- [Stated problem]: Gather each line in the entries that includes the string "label".

- [Record list]:
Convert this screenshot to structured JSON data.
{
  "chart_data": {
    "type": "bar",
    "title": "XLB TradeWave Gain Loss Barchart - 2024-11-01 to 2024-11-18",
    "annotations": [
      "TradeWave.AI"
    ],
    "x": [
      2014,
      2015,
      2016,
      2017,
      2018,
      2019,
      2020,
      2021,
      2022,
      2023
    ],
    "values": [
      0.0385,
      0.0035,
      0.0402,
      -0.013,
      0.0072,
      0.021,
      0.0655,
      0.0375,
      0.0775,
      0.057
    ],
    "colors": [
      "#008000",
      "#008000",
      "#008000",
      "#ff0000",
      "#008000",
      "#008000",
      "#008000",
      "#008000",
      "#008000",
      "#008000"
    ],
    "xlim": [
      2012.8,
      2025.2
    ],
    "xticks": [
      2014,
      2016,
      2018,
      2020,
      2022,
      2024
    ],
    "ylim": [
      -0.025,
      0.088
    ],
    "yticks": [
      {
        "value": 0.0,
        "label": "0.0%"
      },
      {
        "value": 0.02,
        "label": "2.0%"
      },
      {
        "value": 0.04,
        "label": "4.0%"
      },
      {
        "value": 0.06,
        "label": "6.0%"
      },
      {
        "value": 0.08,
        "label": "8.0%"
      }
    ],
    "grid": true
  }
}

- [Result for this exercise]:
        "label": "0.0%"
        "label": "2.0%"
        "label": "4.0%"
        "label": "6.0%"
        "label": "8.0%"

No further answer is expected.